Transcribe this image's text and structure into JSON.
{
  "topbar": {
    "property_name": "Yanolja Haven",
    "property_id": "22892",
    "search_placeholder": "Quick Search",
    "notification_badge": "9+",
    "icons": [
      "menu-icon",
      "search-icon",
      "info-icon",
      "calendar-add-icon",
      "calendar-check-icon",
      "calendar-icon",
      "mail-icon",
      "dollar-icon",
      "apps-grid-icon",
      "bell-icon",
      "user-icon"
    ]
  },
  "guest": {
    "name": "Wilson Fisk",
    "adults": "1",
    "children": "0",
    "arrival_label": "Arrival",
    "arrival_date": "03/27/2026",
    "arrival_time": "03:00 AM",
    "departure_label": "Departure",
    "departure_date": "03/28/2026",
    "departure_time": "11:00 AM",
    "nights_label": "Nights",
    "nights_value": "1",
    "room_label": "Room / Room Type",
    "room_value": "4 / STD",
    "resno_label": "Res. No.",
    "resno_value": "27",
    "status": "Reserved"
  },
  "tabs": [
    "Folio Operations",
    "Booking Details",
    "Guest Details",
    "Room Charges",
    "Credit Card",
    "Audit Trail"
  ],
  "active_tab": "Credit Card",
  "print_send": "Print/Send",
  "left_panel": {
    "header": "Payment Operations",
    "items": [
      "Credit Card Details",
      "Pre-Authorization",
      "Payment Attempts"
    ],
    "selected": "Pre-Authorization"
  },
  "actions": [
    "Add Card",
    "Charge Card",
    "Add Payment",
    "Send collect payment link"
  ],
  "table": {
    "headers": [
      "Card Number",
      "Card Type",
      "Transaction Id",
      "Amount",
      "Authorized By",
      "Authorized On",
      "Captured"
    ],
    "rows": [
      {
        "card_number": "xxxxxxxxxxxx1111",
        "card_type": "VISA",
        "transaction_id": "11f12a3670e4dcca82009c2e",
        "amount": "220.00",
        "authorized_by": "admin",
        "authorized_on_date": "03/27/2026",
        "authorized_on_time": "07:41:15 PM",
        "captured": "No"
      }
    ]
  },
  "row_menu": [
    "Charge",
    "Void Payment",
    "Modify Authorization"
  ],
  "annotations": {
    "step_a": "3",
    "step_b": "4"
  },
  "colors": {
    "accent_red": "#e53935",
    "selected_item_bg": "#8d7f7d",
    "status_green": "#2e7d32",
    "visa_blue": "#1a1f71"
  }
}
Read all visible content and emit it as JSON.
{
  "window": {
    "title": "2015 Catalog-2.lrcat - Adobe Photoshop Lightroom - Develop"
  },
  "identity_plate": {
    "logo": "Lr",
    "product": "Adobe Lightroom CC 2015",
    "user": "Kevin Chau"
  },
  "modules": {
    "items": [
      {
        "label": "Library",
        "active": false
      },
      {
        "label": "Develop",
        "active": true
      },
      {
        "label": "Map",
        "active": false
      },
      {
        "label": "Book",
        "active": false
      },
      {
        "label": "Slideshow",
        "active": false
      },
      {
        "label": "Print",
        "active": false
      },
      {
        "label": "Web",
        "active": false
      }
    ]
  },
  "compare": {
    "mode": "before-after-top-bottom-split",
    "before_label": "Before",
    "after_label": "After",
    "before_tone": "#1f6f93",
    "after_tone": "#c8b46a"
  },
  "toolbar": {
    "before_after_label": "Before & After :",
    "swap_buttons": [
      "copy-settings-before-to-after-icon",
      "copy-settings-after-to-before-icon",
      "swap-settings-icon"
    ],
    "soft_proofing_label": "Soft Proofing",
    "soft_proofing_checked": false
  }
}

────────────────────────────────────────

#### [Set task]
Restate all of the entries above precisely.

#### [Solution to this exercise]
Transcribe this image's text and structure into JSON.
{
  "topbar": {
    "property_name": "Yanolja Haven",
    "property_id": "22892",
    "search_placeholder": "Quick Search",
    "notification_badge": "9+",
    "icons": [
      "menu-icon",
      "search-icon",
      "info-icon",
      "calendar-add-icon",
      "calendar-check-icon",
      "calendar-icon",
      "mail-icon",
      "dollar-icon",
      "apps-grid-icon",
      "bell-icon",
      "user-icon"
    ]
  },
  "guest": {
    "name": "Wilson Fisk",
    "adults": "1",
    "children": "0",
    "arrival_label": "Arrival",
    "arrival_date": "03/27/2026",
    "arrival_time": "03:00 AM",
    "departure_label": "Departure",
    "departure_date": "03/28/2026",
    "departure_time": "11:00 AM",
    "nights_label": "Nights",
    "nights_value": "1",
    "room_label": "Room / Room Type",
    "room_value": "4 / STD",
    "resno_label": "Res. No.",
    "resno_value": "27",
    "status": "Reserved"
  },
  "tabs": [
    "Folio Operations",
    "Booking Details",
    "Guest Details",
    "Room Charges",
    "Credit Card",
    "Audit Trail"
  ],
  "active_tab": "Credit Card",
  "print_send": "Print/Send",
  "left_panel": {
    "header": "Payment Operations",
    "items": [
      "Credit Card Details",
      "Pre-Authorization",
      "Payment Attempts"
    ],
    "selected": "Pre-Authorization"
  },
  "actions": [
    "Add Card",
    "Charge Card",
    "Add Payment",
    "Send collect payment link"
  ],
  "table": {
    "headers": [
      "Card Number",
      "Card Type",
      "Transaction Id",
      "Amount",
      "Authorized By",
      "Authorized On",
      "Captured"
    ],
    "rows": [
      {
        "card_number": "xxxxxxxxxxxx1111",
        "card_type": "VISA",
        "transaction_id": "11f12a3670e4dcca82009c2e",
        "amount": "220.00",
        "authorized_by": "admin",
        "authorized_on_date": "03/27/2026",
        "authorized_on_time": "07:41:15 PM",
        "captured": "No"
      }
    ]
  },
  "row_menu": [
    "Charge",
    "Void Payment",
    "Modify Authorization"
  ],
  "annotations": {
    "step_a": "3",
    "step_b": "4"
  },
  "colors": {
    "accent_red": "#e53935",
    "selected_item_bg": "#8d7f7d",
    "status_green": "#2e7d32",
    "visa_blue": "#1a1f71"
  }
}
Read all visible content and emit it as JSON.
{
  "window": {
    "title": "2015 Catalog-2.lrcat - Adobe Photoshop Lightroom - Develop"
  },
  "identity_plate": {
    "logo": "Lr",
    "product": "Adobe Lightroom CC 2015",
    "user": "Kevin Chau"
  },
  "modules": {
    "items": [
      {
        "label": "Library",
        "active": false
      },
      {
        "label": "Develop",
        "active": true
      },
      {
        "label": "Map",
        "active": false
      },
      {
        "label": "Book",
        "active": false
      },
      {
        "label": "Slideshow",
        "active": false
      },
      {
        "label": "Print",
        "active": false
      },
      {
        "label": "Web",
        "active": false
      }
    ]
  },
  "compare": {
    "mode": "before-after-top-bottom-split",
    "before_label": "Before",
    "after_label": "After",
    "before_tone": "#1f6f93",
    "after_tone": "#c8b46a"
  },
  "toolbar": {
    "before_after_label": "Before & After :",
    "swap_buttons": [
      "copy-settings-before-to-after-icon",
      "copy-settings-after-to-before-icon",
      "swap-settings-icon"
    ],
    "soft_proofing_label": "Soft Proofing",
    "soft_proofing_checked": false
  }
}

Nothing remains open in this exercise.